*** Data shown
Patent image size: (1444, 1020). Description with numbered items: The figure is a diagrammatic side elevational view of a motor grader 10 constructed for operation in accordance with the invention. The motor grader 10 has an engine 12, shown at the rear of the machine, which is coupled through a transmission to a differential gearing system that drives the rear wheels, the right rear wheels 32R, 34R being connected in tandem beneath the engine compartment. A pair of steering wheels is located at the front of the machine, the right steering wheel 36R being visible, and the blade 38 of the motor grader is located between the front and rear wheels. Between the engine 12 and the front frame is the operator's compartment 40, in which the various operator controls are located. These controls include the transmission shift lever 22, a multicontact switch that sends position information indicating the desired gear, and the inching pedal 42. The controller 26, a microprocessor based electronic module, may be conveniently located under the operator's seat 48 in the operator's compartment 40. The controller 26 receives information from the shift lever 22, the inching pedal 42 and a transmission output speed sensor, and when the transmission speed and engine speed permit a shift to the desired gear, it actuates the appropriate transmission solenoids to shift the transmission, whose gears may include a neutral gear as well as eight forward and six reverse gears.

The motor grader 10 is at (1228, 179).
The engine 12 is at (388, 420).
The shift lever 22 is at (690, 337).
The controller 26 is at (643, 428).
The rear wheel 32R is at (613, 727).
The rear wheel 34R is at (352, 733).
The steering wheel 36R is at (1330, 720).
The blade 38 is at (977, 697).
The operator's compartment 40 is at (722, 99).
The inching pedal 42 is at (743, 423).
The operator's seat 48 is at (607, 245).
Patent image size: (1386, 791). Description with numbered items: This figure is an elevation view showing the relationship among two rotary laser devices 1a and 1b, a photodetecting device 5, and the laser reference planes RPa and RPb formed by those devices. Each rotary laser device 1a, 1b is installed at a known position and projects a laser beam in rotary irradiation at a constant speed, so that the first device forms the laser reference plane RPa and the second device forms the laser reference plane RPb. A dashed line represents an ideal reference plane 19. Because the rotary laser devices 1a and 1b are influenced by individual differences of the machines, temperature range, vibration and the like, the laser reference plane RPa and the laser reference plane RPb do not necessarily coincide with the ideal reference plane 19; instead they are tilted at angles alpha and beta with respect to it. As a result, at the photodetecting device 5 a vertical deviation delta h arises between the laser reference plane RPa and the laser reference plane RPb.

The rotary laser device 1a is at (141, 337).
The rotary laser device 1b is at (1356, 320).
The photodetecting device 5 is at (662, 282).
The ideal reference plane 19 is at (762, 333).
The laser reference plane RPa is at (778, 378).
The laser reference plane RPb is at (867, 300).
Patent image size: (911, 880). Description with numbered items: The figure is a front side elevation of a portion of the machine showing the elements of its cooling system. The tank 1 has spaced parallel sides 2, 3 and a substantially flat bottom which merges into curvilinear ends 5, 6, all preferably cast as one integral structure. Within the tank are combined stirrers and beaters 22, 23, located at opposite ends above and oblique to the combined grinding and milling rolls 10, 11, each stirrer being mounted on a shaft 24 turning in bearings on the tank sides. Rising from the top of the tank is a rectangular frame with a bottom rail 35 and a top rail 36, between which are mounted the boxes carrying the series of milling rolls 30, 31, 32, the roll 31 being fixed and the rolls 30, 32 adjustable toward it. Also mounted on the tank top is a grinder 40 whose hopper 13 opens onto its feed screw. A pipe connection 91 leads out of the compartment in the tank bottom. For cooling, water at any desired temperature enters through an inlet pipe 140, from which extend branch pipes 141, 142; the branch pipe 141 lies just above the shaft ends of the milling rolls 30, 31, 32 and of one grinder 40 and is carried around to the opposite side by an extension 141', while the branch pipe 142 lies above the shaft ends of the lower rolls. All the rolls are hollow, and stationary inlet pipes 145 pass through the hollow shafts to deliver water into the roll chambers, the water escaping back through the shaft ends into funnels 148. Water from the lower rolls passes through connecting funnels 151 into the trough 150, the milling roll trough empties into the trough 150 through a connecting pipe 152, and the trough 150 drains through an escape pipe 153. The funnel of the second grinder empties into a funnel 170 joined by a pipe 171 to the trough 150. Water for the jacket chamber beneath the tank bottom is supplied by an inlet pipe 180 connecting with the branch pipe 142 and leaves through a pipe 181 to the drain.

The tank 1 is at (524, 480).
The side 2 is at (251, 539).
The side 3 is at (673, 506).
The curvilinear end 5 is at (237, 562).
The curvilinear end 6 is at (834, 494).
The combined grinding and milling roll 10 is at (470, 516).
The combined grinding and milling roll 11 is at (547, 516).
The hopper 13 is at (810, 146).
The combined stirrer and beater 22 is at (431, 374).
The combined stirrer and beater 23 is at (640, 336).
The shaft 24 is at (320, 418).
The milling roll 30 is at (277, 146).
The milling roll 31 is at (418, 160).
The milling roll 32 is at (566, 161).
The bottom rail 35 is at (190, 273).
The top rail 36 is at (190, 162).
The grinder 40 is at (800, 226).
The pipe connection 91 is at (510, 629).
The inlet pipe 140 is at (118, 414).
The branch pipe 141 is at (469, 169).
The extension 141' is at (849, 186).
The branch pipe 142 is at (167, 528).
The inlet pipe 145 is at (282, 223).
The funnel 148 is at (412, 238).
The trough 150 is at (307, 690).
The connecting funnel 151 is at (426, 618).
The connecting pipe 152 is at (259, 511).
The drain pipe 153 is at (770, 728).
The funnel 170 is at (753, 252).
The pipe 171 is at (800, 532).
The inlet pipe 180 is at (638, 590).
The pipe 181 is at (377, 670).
******
**Short problem:** From the listing above, keep only the lines that contain the word "operator" and write each one out in full.

**Reply:**
Patent image size: (1444, 1020). Description with numbered items: The figure is a diagrammatic side elevational view of a motor grader 10 constructed for operation in accordance with the invention. The motor grader 10 has an engine 12, shown at the rear of the machine, which is coupled through a transmission to a differential gearing system that drives the rear wheels, the right rear wheels 32R, 34R being connected in tandem beneath the engine compartment. A pair of steering wheels is located at the front of the machine, the right steering wheel 36R being visible, and the blade 38 of the motor grader is located between the front and rear wheels. Between the engine 12 and the front frame is the operator's compartment 40, in which the various operator controls are located. These controls include the transmission shift lever 22, a multicontact switch that sends position information indicating the desired gear, and the inching pedal 42. The controller 26, a microprocessor based electronic module, may be conveniently located under the operator's seat 48 in the operator's compartment 40. The controller 26 receives information from the shift lever 22, the inching pedal 42 and a transmission output speed sensor, and when the transmission speed and engine speed permit a shift to the desired gear, it actuates the appropriate transmission solenoids to shift the transmission, whose gears may include a neutral gear as well as eight forward and six reverse gears.
The operator's compartment 40 is at (722, 99).
The operator's seat 48 is at (607, 245).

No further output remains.